Objective: Below are some records; reproduce every one of them exactly.

Record set:

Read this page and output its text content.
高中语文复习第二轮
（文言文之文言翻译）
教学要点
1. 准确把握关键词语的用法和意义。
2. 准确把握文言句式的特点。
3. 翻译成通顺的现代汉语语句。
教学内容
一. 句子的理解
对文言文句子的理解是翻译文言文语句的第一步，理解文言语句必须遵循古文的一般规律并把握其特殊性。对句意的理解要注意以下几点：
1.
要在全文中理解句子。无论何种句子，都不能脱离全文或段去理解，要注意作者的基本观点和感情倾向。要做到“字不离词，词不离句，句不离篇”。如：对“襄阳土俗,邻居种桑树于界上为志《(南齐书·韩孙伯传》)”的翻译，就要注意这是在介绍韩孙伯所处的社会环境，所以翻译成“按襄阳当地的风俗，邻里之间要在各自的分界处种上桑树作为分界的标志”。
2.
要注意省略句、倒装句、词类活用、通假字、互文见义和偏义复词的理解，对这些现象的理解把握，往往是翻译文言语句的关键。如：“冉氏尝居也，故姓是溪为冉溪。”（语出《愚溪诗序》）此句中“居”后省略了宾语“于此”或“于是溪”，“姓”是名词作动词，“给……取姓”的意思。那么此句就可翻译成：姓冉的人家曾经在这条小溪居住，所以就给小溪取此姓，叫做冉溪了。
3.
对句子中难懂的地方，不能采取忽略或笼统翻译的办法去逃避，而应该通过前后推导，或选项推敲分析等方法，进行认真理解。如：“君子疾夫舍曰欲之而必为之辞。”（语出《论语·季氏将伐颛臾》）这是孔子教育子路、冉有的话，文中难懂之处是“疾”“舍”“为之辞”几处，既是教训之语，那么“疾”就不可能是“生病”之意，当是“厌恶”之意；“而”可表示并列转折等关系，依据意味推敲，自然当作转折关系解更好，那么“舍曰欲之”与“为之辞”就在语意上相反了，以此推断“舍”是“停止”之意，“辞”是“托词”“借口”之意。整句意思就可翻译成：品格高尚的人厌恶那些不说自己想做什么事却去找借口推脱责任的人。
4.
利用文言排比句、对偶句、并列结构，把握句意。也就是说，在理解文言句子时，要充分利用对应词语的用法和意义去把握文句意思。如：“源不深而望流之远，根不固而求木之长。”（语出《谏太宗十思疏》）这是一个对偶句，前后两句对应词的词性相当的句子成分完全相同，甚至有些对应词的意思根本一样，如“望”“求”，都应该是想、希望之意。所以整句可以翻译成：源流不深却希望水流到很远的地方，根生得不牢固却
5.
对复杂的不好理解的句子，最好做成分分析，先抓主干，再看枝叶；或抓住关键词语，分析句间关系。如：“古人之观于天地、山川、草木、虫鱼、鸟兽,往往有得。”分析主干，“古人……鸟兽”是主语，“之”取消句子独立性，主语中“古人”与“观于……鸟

Output of the exercise:
Read this page and output its text content.
高中语文复习第二轮
（文言文之文言翻译）
教学要点
1. 准确把握关键词语的用法和意义。
2. 准确把握文言句式的特点。
3. 翻译成通顺的现代汉语语句。
教学内容
一. 句子的理解
对文言文句子的理解是翻译文言文语句的第一步，理解文言语句必须遵循古文的一般规律并把握其特殊性。对句意的理解要注意以下几点：
1.
要在全文中理解句子。无论何种句子，都不能脱离全文或段去理解，要注意作者的基本观点和感情倾向。要做到“字不离词，词不离句，句不离篇”。如：对“襄阳土俗,邻居种桑树于界上为志《(南齐书·韩孙伯传》)”的翻译，就要注意这是在介绍韩孙伯所处的社会环境，所以翻译成“按襄阳当地的风俗，邻里之间要在各自的分界处种上桑树作为分界的标志”。
2.
要注意省略句、倒装句、词类活用、通假字、互文见义和偏义复词的理解，对这些现象的理解把握，往往是翻译文言语句的关键。如：“冉氏尝居也，故姓是溪为冉溪。”（语出《愚溪诗序》）此句中“居”后省略了宾语“于此”或“于是溪”，“姓”是名词作动词，“给……取姓”的意思。那么此句就可翻译成：姓冉的人家曾经在这条小溪居住，所以就给小溪取此姓，叫做冉溪了。
3.
对句子中难懂的地方，不能采取忽略或笼统翻译的办法去逃避，而应该通过前后推导，或选项推敲分析等方法，进行认真理解。如：“君子疾夫舍曰欲之而必为之辞。”（语出《论语·季氏将伐颛臾》）这是孔子教育子路、冉有的话，文中难懂之处是“疾”“舍”“为之辞”几处，既是教训之语，那么“疾”就不可能是“生病”之意，当是“厌恶”之意；“而”可表示并列转折等关系，依据意味推敲，自然当作转折关系解更好，那么“舍曰欲之”与“为之辞”就在语意上相反了，以此推断“舍”是“停止”之意，“辞”是“托词”“借口”之意。整句意思就可翻译成：品格高尚的人厌恶那些不说自己想做什么事却去找借口推脱责任的人。
4.
利用文言排比句、对偶句、并列结构，把握句意。也就是说，在理解文言句子时，要充分利用对应词语的用法和意义去把握文句意思。如：“源不深而望流之远，根不固而求木之长。”（语出《谏太宗十思疏》）这是一个对偶句，前后两句对应词的词性相当的句子成分完全相同，甚至有些对应词的意思根本一样，如“望”“求”，都应该是想、希望之意。所以整句可以翻译成：源流不深却希望水流到很远的地方，根生得不牢固却
5.
对复杂的不好理解的句子，最好做成分分析，先抓主干，再看枝叶；或抓住关键词语，分析句间关系。如：“古人之观于天地、山川、草木、虫鱼、鸟兽,往往有得。”分析主干，“古人……鸟兽”是主语，“之”取消句子独立性，主语中“古人”与“观于……鸟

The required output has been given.